**Problem description**
Your job is to retype all of the data word for word, leaving every image out.
═════ Supplied records ═════
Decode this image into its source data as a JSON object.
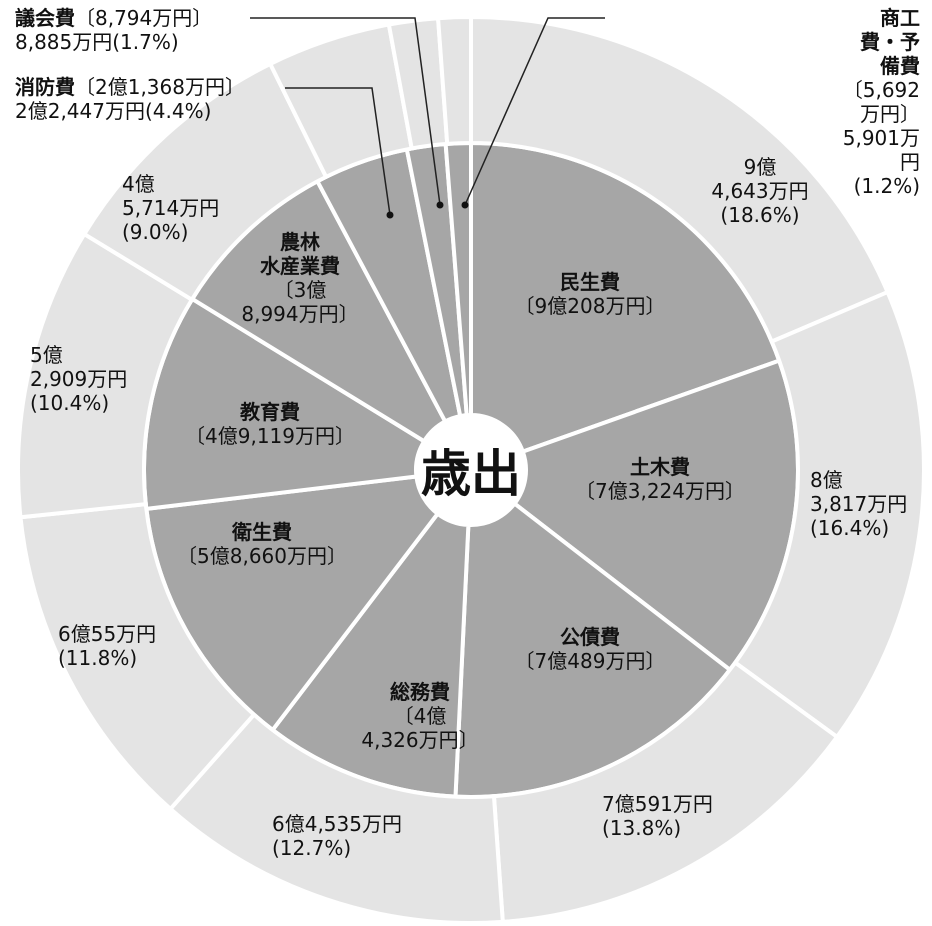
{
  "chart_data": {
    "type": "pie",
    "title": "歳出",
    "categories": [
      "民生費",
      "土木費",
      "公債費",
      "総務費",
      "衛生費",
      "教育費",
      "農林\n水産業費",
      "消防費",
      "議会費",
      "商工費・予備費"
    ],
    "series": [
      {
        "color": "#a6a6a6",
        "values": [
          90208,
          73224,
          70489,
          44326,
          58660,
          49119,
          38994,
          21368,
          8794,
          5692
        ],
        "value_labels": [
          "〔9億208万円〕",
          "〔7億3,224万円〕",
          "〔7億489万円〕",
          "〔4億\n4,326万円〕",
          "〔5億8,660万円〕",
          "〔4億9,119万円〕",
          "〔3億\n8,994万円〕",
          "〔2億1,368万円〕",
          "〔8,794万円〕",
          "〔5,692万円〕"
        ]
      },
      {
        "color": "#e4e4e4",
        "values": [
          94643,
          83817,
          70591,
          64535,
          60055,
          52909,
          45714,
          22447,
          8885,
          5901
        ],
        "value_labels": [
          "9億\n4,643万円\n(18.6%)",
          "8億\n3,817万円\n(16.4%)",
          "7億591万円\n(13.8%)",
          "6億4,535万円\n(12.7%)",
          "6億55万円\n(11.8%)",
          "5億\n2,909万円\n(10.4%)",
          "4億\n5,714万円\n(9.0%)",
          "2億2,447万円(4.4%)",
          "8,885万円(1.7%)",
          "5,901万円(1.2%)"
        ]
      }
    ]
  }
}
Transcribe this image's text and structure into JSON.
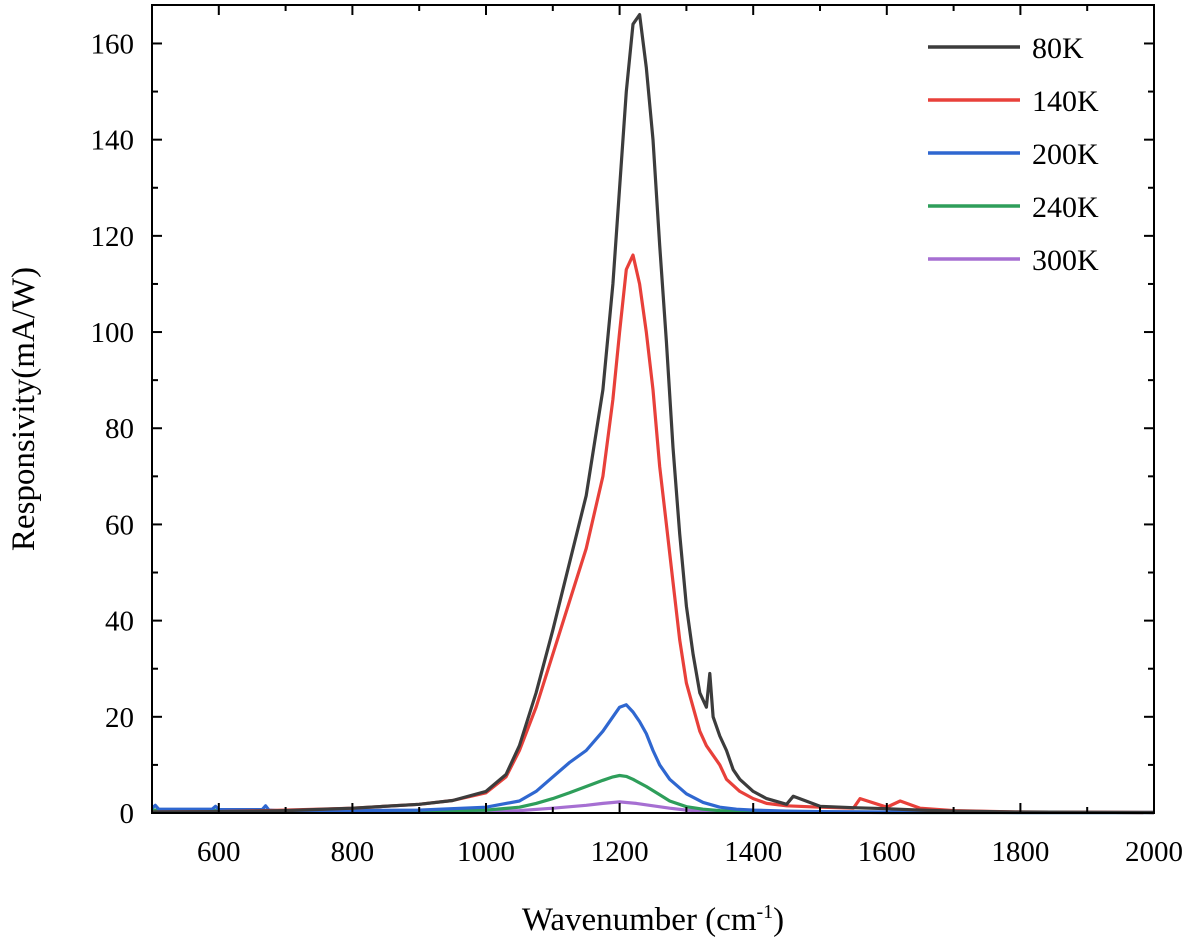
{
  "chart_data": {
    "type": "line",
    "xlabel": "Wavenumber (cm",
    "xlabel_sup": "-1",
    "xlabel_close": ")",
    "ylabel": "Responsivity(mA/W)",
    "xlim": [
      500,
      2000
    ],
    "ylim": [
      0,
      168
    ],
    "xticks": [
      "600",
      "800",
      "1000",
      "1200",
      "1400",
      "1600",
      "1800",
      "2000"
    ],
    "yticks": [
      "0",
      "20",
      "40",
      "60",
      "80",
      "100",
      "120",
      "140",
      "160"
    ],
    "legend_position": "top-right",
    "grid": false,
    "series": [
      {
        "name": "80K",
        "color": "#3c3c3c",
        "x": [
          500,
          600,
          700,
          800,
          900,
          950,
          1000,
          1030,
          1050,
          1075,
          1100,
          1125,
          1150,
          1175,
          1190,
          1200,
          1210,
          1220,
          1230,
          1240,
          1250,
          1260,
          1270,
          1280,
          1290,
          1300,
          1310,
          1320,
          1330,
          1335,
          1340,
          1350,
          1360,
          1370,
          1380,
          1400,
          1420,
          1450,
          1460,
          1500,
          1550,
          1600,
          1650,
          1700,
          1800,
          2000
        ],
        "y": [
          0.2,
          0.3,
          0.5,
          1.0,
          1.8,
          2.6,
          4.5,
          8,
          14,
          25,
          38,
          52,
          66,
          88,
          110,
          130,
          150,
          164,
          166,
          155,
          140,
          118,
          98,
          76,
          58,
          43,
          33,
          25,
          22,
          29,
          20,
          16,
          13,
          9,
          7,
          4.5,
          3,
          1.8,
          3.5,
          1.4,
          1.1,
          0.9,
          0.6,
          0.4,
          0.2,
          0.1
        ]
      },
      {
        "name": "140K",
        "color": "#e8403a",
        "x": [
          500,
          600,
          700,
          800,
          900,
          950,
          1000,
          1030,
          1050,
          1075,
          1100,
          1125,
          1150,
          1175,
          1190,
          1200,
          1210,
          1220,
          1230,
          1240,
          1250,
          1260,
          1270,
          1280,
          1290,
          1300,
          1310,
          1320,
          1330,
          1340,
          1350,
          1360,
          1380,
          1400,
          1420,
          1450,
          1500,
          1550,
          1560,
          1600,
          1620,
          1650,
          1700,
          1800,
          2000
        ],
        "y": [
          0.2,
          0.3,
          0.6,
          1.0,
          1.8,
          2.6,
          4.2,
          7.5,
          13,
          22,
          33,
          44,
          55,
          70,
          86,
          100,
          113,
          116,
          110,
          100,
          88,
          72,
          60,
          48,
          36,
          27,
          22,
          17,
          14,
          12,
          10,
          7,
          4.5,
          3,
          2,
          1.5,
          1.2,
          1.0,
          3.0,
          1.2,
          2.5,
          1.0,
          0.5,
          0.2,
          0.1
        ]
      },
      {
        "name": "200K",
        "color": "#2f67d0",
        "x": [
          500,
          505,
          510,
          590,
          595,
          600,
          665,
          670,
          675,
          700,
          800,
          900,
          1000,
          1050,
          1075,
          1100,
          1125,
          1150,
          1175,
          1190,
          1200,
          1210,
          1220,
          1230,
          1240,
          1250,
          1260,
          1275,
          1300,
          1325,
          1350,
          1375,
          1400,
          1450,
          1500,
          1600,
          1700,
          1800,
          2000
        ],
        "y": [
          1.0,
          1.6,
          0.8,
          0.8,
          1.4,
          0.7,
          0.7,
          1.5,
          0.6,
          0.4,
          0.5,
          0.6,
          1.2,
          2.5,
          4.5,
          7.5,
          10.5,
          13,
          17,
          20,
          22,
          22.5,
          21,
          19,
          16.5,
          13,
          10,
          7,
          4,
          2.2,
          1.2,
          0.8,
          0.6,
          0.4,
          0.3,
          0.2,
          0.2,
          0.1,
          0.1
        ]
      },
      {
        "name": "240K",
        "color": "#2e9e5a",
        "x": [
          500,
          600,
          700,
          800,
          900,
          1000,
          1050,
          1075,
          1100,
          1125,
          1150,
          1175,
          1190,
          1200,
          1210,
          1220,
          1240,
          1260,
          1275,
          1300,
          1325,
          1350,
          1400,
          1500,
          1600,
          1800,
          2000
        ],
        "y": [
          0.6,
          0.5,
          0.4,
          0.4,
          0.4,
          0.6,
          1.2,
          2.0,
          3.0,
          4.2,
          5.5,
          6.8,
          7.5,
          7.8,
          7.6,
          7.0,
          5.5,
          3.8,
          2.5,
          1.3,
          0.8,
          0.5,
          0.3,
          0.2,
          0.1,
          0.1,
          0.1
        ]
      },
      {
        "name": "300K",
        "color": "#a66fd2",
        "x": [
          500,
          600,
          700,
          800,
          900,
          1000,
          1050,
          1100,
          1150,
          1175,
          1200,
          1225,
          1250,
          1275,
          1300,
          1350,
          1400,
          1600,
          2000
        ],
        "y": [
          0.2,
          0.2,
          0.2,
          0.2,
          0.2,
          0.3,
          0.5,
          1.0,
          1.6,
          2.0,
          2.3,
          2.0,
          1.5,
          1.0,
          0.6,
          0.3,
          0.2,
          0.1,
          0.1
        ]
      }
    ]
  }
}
═════
**Problem solution**
Decode this image into its source data as a JSON object.
{
  "chart_data": {
    "type": "pie",
    "title": "歳出",
    "categories": [
      "民生費",
      "土木費",
      "公債費",
      "総務費",
      "衛生費",
      "教育費",
      "農林\n水産業費",
      "消防費",
      "議会費",
      "商工費・予備費"
    ],
    "series": [
      {
        "color": "#a6a6a6",
        "values": [
          90208,
          73224,
          70489,
          44326,
          58660,
          49119,
          38994,
          21368,
          8794,
          5692
        ],
        "value_labels": [
          "〔9億208万円〕",
          "〔7億3,224万円〕",
          "〔7億489万円〕",
          "〔4億\n4,326万円〕",
          "〔5億8,660万円〕",
          "〔4億9,119万円〕",
          "〔3億\n8,994万円〕",
          "〔2億1,368万円〕",
          "〔8,794万円〕",
          "〔5,692万円〕"
        ]
      },
      {
        "color": "#e4e4e4",
        "values": [
          94643,
          83817,
          70591,
          64535,
          60055,
          52909,
          45714,
          22447,
          8885,
          5901
        ],
        "value_labels": [
          "9億\n4,643万円\n(18.6%)",
          "8億\n3,817万円\n(16.4%)",
          "7億591万円\n(13.8%)",
          "6億4,535万円\n(12.7%)",
          "6億55万円\n(11.8%)",
          "5億\n2,909万円\n(10.4%)",
          "4億\n5,714万円\n(9.0%)",
          "2億2,447万円(4.4%)",
          "8,885万円(1.7%)",
          "5,901万円(1.2%)"
        ]
      }
    ]
  }
}
Transcribe this image's text and structure into JSON.
{
  "chart_data": {
    "type": "line",
    "xlabel": "Wavenumber (cm",
    "xlabel_sup": "-1",
    "xlabel_close": ")",
    "ylabel": "Responsivity(mA/W)",
    "xlim": [
      500,
      2000
    ],
    "ylim": [
      0,
      168
    ],
    "xticks": [
      "600",
      "800",
      "1000",
      "1200",
      "1400",
      "1600",
      "1800",
      "2000"
    ],
    "yticks": [
      "0",
      "20",
      "40",
      "60",
      "80",
      "100",
      "120",
      "140",
      "160"
    ],
    "legend_position": "top-right",
    "grid": false,
    "series": [
      {
        "name": "80K",
        "color": "#3c3c3c",
        "x": [
          500,
          600,
          700,
          800,
          900,
          950,
          1000,
          1030,
          1050,
          1075,
          1100,
          1125,
          1150,
          1175,
          1190,
          1200,
          1210,
          1220,
          1230,
          1240,
          1250,
          1260,
          1270,
          1280,
          1290,
          1300,
          1310,
          1320,
          1330,
          1335,
          1340,
          1350,
          1360,
          1370,
          1380,
          1400,
          1420,
          1450,
          1460,
          1500,
          1550,
          1600,
          1650,
          1700,
          1800,
          2000
        ],
        "y": [
          0.2,
          0.3,
          0.5,
          1.0,
          1.8,
          2.6,
          4.5,
          8,
          14,
          25,
          38,
          52,
          66,
          88,
          110,
          130,
          150,
          164,
          166,
          155,
          140,
          118,
          98,
          76,
          58,
          43,
          33,
          25,
          22,
          29,
          20,
          16,
          13,
          9,
          7,
          4.5,
          3,
          1.8,
          3.5,
          1.4,
          1.1,
          0.9,
          0.6,
          0.4,
          0.2,
          0.1
        ]
      },
      {
        "name": "140K",
        "color": "#e8403a",
        "x": [
          500,
          600,
          700,
          800,
          900,
          950,
          1000,
          1030,
          1050,
          1075,
          1100,
          1125,
          1150,
          1175,
          1190,
          1200,
          1210,
          1220,
          1230,
          1240,
          1250,
          1260,
          1270,
          1280,
          1290,
          1300,
          1310,
          1320,
          1330,
          1340,
          1350,
          1360,
          1380,
          1400,
          1420,
          1450,
          1500,
          1550,
          1560,
          1600,
          1620,
          1650,
          1700,
          1800,
          2000
        ],
        "y": [
          0.2,
          0.3,
          0.6,
          1.0,
          1.8,
          2.6,
          4.2,
          7.5,
          13,
          22,
          33,
          44,
          55,
          70,
          86,
          100,
          113,
          116,
          110,
          100,
          88,
          72,
          60,
          48,
          36,
          27,
          22,
          17,
          14,
          12,
          10,
          7,
          4.5,
          3,
          2,
          1.5,
          1.2,
          1.0,
          3.0,
          1.2,
          2.5,
          1.0,
          0.5,
          0.2,
          0.1
        ]
      },
      {
        "name": "200K",
        "color": "#2f67d0",
        "x": [
          500,
          505,
          510,
          590,
          595,
          600,
          665,
          670,
          675,
          700,
          800,
          900,
          1000,
          1050,
          1075,
          1100,
          1125,
          1150,
          1175,
          1190,
          1200,
          1210,
          1220,
          1230,
          1240,
          1250,
          1260,
          1275,
          1300,
          1325,
          1350,
          1375,
          1400,
          1450,
          1500,
          1600,
          1700,
          1800,
          2000
        ],
        "y": [
          1.0,
          1.6,
          0.8,
          0.8,
          1.4,
          0.7,
          0.7,
          1.5,
          0.6,
          0.4,
          0.5,
          0.6,
          1.2,
          2.5,
          4.5,
          7.5,
          10.5,
          13,
          17,
          20,
          22,
          22.5,
          21,
          19,
          16.5,
          13,
          10,
          7,
          4,
          2.2,
          1.2,
          0.8,
          0.6,
          0.4,
          0.3,
          0.2,
          0.2,
          0.1,
          0.1
        ]
      },
      {
        "name": "240K",
        "color": "#2e9e5a",
        "x": [
          500,
          600,
          700,
          800,
          900,
          1000,
          1050,
          1075,
          1100,
          1125,
          1150,
          1175,
          1190,
          1200,
          1210,
          1220,
          1240,
          1260,
          1275,
          1300,
          1325,
          1350,
          1400,
          1500,
          1600,
          1800,
          2000
        ],
        "y": [
          0.6,
          0.5,
          0.4,
          0.4,
          0.4,
          0.6,
          1.2,
          2.0,
          3.0,
          4.2,
          5.5,
          6.8,
          7.5,
          7.8,
          7.6,
          7.0,
          5.5,
          3.8,
          2.5,
          1.3,
          0.8,
          0.5,
          0.3,
          0.2,
          0.1,
          0.1,
          0.1
        ]
      },
      {
        "name": "300K",
        "color": "#a66fd2",
        "x": [
          500,
          600,
          700,
          800,
          900,
          1000,
          1050,
          1100,
          1150,
          1175,
          1200,
          1225,
          1250,
          1275,
          1300,
          1350,
          1400,
          1600,
          2000
        ],
        "y": [
          0.2,
          0.2,
          0.2,
          0.2,
          0.2,
          0.3,
          0.5,
          1.0,
          1.6,
          2.0,
          2.3,
          2.0,
          1.5,
          1.0,
          0.6,
          0.3,
          0.2,
          0.1,
          0.1
        ]
      }
    ]
  }
}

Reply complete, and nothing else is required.